Take the data below and repeat it exactly.

____ TASK MATERIAL

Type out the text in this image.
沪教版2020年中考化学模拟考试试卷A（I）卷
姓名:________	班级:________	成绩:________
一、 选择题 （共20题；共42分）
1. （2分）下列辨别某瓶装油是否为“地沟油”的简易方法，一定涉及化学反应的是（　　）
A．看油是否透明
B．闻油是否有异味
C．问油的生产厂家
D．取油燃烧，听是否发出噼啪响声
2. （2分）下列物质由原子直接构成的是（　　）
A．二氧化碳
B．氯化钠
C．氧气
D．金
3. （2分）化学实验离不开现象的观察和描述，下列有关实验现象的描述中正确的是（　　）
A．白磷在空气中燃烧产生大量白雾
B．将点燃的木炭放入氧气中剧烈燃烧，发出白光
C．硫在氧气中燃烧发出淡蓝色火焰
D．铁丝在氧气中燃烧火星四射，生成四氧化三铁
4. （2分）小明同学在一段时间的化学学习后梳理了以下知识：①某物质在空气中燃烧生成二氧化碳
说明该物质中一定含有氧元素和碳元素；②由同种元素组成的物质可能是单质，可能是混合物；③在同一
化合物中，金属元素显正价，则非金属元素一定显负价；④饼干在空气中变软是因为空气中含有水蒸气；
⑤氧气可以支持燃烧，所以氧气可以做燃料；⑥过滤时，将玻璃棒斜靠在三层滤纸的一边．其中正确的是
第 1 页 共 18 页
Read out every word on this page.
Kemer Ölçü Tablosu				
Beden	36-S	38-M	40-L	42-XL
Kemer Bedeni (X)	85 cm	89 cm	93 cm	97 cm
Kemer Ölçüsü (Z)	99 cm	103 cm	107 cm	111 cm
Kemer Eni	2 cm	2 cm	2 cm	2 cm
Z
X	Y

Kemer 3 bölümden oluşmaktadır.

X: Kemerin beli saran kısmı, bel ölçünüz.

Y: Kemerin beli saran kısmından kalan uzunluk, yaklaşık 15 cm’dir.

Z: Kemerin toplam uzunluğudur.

________

→ **TASK RESPONSE**
Type out the text in this image.
沪教版2020年中考化学模拟考试试卷A（I）卷
姓名:________	班级:________	成绩:________
一、 选择题 （共20题；共42分）
1. （2分）下列辨别某瓶装油是否为“地沟油”的简易方法，一定涉及化学反应的是（　　）
A．看油是否透明
B．闻油是否有异味
C．问油的生产厂家
D．取油燃烧，听是否发出噼啪响声
2. （2分）下列物质由原子直接构成的是（　　）
A．二氧化碳
B．氯化钠
C．氧气
D．金
3. （2分）化学实验离不开现象的观察和描述，下列有关实验现象的描述中正确的是（　　）
A．白磷在空气中燃烧产生大量白雾
B．将点燃的木炭放入氧气中剧烈燃烧，发出白光
C．硫在氧气中燃烧发出淡蓝色火焰
D．铁丝在氧气中燃烧火星四射，生成四氧化三铁
4. （2分）小明同学在一段时间的化学学习后梳理了以下知识：①某物质在空气中燃烧生成二氧化碳
说明该物质中一定含有氧元素和碳元素；②由同种元素组成的物质可能是单质，可能是混合物；③在同一
化合物中，金属元素显正价，则非金属元素一定显负价；④饼干在空气中变软是因为空气中含有水蒸气；
⑤氧气可以支持燃烧，所以氧气可以做燃料；⑥过滤时，将玻璃棒斜靠在三层滤纸的一边．其中正确的是
第 1 页 共 18 页
Read out every word on this page.
Kemer Ölçü Tablosu				
Beden	36-S	38-M	40-L	42-XL
Kemer Bedeni (X)	85 cm	89 cm	93 cm	97 cm
Kemer Ölçüsü (Z)	99 cm	103 cm	107 cm	111 cm
Kemer Eni	2 cm	2 cm	2 cm	2 cm
Z
X	Y

Kemer 3 bölümden oluşmaktadır.

X: Kemerin beli saran kısmı, bel ölçünüz.

Y: Kemerin beli saran kısmından kalan uzunluk, yaklaşık 15 cm’dir.

Z: Kemerin toplam uzunluğudur.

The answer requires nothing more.